--- Listing ---

=======

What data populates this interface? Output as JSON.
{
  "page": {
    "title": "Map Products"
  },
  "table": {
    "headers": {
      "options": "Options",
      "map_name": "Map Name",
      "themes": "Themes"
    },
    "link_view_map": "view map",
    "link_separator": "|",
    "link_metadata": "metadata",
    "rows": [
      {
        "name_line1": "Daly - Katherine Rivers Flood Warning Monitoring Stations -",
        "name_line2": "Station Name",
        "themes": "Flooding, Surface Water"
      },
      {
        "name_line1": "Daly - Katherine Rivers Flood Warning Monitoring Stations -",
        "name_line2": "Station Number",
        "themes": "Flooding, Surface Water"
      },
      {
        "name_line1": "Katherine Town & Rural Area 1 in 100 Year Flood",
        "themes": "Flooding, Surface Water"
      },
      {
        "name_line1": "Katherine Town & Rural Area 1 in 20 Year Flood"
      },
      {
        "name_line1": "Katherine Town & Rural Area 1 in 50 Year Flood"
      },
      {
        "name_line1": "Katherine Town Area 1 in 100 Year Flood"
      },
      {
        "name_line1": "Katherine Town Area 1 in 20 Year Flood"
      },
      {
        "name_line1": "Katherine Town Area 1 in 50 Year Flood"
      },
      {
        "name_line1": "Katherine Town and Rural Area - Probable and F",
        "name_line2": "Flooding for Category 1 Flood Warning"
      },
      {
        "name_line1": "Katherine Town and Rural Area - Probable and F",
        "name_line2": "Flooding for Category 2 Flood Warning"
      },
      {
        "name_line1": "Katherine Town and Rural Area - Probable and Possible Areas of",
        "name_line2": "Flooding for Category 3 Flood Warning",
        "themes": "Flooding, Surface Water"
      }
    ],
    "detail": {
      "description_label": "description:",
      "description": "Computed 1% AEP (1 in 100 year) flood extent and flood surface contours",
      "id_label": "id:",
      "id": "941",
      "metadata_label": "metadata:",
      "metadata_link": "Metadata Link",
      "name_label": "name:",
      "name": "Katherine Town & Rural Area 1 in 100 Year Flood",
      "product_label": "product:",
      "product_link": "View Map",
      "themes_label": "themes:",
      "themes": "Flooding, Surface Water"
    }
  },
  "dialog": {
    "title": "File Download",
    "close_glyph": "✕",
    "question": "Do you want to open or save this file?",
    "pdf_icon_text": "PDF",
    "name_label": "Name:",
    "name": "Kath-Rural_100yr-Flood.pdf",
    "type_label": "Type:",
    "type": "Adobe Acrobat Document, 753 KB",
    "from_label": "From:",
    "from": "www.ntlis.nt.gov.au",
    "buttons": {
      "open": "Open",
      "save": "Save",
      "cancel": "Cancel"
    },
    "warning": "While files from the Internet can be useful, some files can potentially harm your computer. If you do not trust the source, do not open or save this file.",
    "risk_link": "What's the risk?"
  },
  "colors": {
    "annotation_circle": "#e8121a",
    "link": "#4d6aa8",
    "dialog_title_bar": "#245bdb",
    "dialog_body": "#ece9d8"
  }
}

=======

Take the listing above and write it out again exactly.

--- Written response ---
What data populates this interface? Output as JSON.
{
  "page": {
    "title": "Map Products"
  },
  "table": {
    "headers": {
      "options": "Options",
      "map_name": "Map Name",
      "themes": "Themes"
    },
    "link_view_map": "view map",
    "link_separator": "|",
    "link_metadata": "metadata",
    "rows": [
      {
        "name_line1": "Daly - Katherine Rivers Flood Warning Monitoring Stations -",
        "name_line2": "Station Name",
        "themes": "Flooding, Surface Water"
      },
      {
        "name_line1": "Daly - Katherine Rivers Flood Warning Monitoring Stations -",
        "name_line2": "Station Number",
        "themes": "Flooding, Surface Water"
      },
      {
        "name_line1": "Katherine Town & Rural Area 1 in 100 Year Flood",
        "themes": "Flooding, Surface Water"
      },
      {
        "name_line1": "Katherine Town & Rural Area 1 in 20 Year Flood"
      },
      {
        "name_line1": "Katherine Town & Rural Area 1 in 50 Year Flood"
      },
      {
        "name_line1": "Katherine Town Area 1 in 100 Year Flood"
      },
      {
        "name_line1": "Katherine Town Area 1 in 20 Year Flood"
      },
      {
        "name_line1": "Katherine Town Area 1 in 50 Year Flood"
      },
      {
        "name_line1": "Katherine Town and Rural Area - Probable and F",
        "name_line2": "Flooding for Category 1 Flood Warning"
      },
      {
        "name_line1": "Katherine Town and Rural Area - Probable and F",
        "name_line2": "Flooding for Category 2 Flood Warning"
      },
      {
        "name_line1": "Katherine Town and Rural Area - Probable and Possible Areas of",
        "name_line2": "Flooding for Category 3 Flood Warning",
        "themes": "Flooding, Surface Water"
      }
    ],
    "detail": {
      "description_label": "description:",
      "description": "Computed 1% AEP (1 in 100 year) flood extent and flood surface contours",
      "id_label": "id:",
      "id": "941",
      "metadata_label": "metadata:",
      "metadata_link": "Metadata Link",
      "name_label": "name:",
      "name": "Katherine Town & Rural Area 1 in 100 Year Flood",
      "product_label": "product:",
      "product_link": "View Map",
      "themes_label": "themes:",
      "themes": "Flooding, Surface Water"
    }
  },
  "dialog": {
    "title": "File Download",
    "close_glyph": "✕",
    "question": "Do you want to open or save this file?",
    "pdf_icon_text": "PDF",
    "name_label": "Name:",
    "name": "Kath-Rural_100yr-Flood.pdf",
    "type_label": "Type:",
    "type": "Adobe Acrobat Document, 753 KB",
    "from_label": "From:",
    "from": "www.ntlis.nt.gov.au",
    "buttons": {
      "open": "Open",
      "save": "Save",
      "cancel": "Cancel"
    },
    "warning": "While files from the Internet can be useful, some files can potentially harm your computer. If you do not trust the source, do not open or save this file.",
    "risk_link": "What's the risk?"
  },
  "colors": {
    "annotation_circle": "#e8121a",
    "link": "#4d6aa8",
    "dialog_title_bar": "#245bdb",
    "dialog_body": "#ece9d8"
  }
}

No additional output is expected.